EXERCISE
From the entries that follow, pick out all lines holding "Device".

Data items
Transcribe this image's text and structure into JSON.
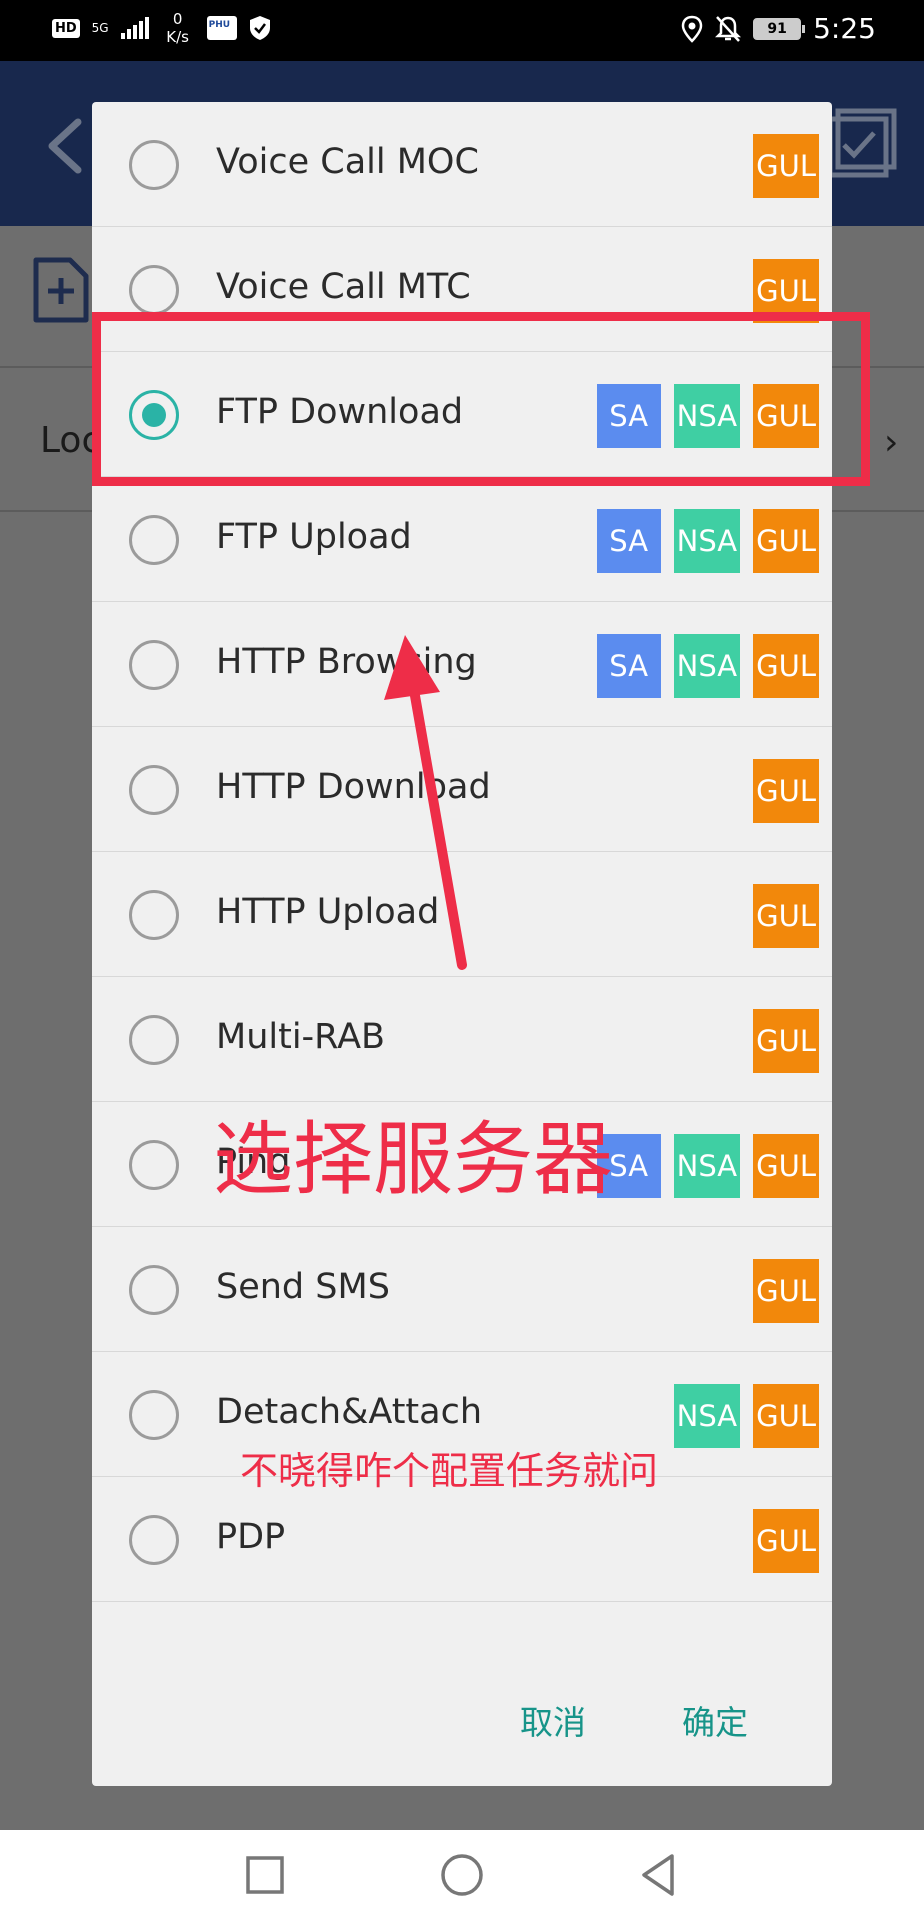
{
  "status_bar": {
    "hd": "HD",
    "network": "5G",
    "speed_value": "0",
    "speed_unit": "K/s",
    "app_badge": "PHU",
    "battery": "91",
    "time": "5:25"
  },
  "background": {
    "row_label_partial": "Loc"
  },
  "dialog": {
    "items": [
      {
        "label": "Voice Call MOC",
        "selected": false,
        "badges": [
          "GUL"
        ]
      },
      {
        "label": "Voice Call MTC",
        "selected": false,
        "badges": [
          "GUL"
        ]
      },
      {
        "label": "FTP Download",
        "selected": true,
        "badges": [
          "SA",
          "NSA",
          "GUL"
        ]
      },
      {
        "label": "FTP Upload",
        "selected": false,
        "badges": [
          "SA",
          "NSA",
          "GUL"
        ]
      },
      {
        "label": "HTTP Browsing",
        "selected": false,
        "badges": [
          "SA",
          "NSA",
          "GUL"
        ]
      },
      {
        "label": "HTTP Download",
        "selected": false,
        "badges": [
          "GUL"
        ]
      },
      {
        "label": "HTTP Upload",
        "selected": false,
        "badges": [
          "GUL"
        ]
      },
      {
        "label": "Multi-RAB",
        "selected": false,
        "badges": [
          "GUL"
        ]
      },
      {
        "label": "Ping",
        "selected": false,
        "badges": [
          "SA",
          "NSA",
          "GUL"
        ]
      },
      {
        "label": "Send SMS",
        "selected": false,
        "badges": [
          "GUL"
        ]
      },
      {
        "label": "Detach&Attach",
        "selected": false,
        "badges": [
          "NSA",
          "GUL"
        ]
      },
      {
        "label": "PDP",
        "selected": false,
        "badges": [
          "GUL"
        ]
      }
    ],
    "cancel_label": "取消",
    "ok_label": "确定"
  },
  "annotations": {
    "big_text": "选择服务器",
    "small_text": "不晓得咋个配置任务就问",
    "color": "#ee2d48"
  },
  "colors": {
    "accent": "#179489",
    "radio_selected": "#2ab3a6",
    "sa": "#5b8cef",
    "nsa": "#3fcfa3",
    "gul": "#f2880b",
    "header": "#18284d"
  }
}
---
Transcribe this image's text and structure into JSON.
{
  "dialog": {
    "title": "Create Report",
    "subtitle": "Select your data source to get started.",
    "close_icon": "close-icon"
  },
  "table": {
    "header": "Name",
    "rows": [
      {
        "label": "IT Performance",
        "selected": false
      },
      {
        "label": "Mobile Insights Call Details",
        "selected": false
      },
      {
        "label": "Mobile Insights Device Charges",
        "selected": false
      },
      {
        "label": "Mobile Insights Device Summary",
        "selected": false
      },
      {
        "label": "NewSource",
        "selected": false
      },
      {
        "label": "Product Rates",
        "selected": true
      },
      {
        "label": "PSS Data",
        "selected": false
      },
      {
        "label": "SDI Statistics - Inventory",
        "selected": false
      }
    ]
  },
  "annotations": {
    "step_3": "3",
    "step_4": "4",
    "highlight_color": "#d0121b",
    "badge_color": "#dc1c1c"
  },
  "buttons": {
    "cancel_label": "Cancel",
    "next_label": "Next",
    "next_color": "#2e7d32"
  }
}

ANSWER FOR THIS EXERCISE
        "label": "Mobile Insights Device Charges",
        "label": "Mobile Insights Device Summary",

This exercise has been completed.